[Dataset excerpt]
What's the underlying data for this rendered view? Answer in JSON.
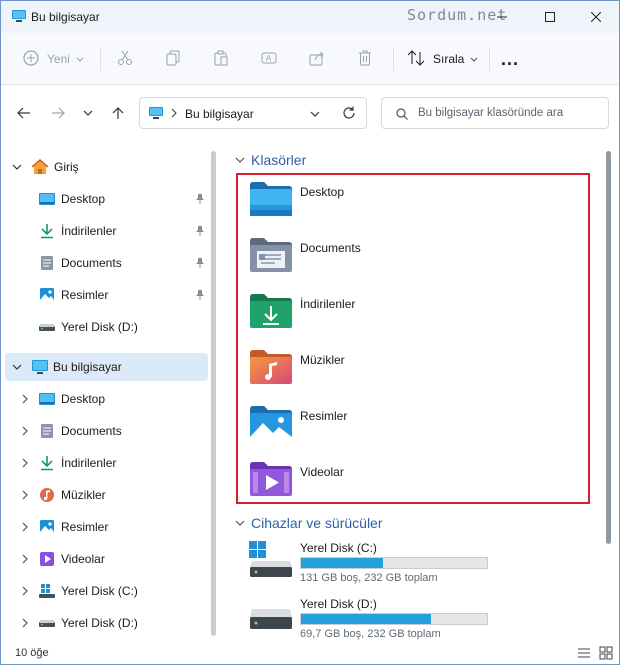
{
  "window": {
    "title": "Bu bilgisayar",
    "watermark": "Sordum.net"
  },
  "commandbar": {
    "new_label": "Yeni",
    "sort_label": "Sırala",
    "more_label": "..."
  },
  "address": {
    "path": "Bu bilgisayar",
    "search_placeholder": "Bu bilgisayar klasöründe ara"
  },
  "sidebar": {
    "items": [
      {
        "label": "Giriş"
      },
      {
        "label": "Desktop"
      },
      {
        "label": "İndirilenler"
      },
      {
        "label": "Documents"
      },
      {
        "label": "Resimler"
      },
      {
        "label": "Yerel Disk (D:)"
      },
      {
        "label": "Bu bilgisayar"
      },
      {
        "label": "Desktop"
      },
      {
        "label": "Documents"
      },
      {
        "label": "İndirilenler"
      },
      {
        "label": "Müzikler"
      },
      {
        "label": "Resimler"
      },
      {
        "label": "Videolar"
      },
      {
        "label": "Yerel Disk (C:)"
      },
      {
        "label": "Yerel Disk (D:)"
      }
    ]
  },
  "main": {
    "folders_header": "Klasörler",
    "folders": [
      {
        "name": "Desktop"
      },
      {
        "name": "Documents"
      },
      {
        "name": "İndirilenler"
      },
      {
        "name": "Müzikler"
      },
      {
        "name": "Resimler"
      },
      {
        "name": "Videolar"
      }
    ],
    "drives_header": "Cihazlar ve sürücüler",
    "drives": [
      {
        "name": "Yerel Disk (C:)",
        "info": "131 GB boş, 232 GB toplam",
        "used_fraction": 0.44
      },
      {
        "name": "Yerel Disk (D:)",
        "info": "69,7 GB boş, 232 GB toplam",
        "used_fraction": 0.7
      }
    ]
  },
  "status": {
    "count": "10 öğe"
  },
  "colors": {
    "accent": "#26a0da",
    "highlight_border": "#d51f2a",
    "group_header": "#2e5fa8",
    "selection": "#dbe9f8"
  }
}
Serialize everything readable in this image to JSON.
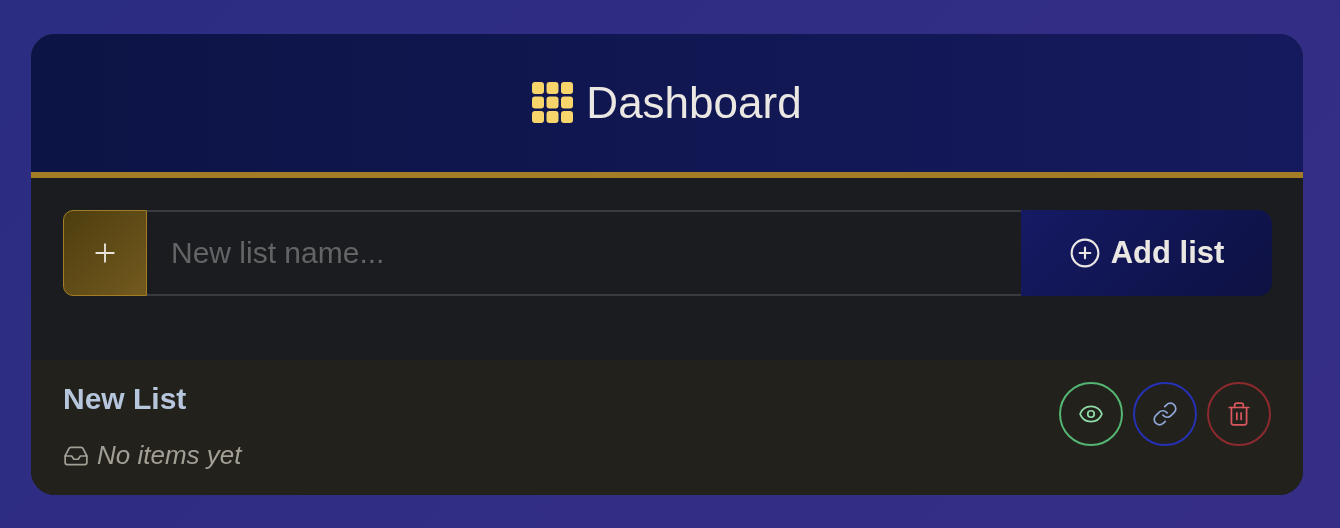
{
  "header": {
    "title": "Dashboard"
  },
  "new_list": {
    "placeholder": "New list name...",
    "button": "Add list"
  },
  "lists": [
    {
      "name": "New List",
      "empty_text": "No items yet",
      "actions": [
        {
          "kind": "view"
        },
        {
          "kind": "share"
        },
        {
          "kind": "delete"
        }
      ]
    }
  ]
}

DIRECTIVE ::
Reproduce the records, all of them, word for word; omit the pictures.

WRITTEN RESPONSE ::
What's the underlying data for this rendered view? Answer in JSON.
{
  "window": {
    "title": "Bu bilgisayar",
    "watermark": "Sordum.net"
  },
  "commandbar": {
    "new_label": "Yeni",
    "sort_label": "Sırala",
    "more_label": "..."
  },
  "address": {
    "path": "Bu bilgisayar",
    "search_placeholder": "Bu bilgisayar klasöründe ara"
  },
  "sidebar": {
    "items": [
      {
        "label": "Giriş"
      },
      {
        "label": "Desktop"
      },
      {
        "label": "İndirilenler"
      },
      {
        "label": "Documents"
      },
      {
        "label": "Resimler"
      },
      {
        "label": "Yerel Disk (D:)"
      },
      {
        "label": "Bu bilgisayar"
      },
      {
        "label": "Desktop"
      },
      {
        "label": "Documents"
      },
      {
        "label": "İndirilenler"
      },
      {
        "label": "Müzikler"
      },
      {
        "label": "Resimler"
      },
      {
        "label": "Videolar"
      },
      {
        "label": "Yerel Disk (C:)"
      },
      {
        "label": "Yerel Disk (D:)"
      }
    ]
  },
  "main": {
    "folders_header": "Klasörler",
    "folders": [
      {
        "name": "Desktop"
      },
      {
        "name": "Documents"
      },
      {
        "name": "İndirilenler"
      },
      {
        "name": "Müzikler"
      },
      {
        "name": "Resimler"
      },
      {
        "name": "Videolar"
      }
    ],
    "drives_header": "Cihazlar ve sürücüler",
    "drives": [
      {
        "name": "Yerel Disk (C:)",
        "info": "131 GB boş, 232 GB toplam",
        "used_fraction": 0.44
      },
      {
        "name": "Yerel Disk (D:)",
        "info": "69,7 GB boş, 232 GB toplam",
        "used_fraction": 0.7
      }
    ]
  },
  "status": {
    "count": "10 öğe"
  },
  "colors": {
    "accent": "#26a0da",
    "highlight_border": "#d51f2a",
    "group_header": "#2e5fa8",
    "selection": "#dbe9f8"
  }
}
Serialize everything readable in this image to JSON.
{
  "header": {
    "title": "Dashboard"
  },
  "new_list": {
    "placeholder": "New list name...",
    "button": "Add list"
  },
  "lists": [
    {
      "name": "New List",
      "empty_text": "No items yet",
      "actions": [
        {
          "kind": "view"
        },
        {
          "kind": "share"
        },
        {
          "kind": "delete"
        }
      ]
    }
  ]
}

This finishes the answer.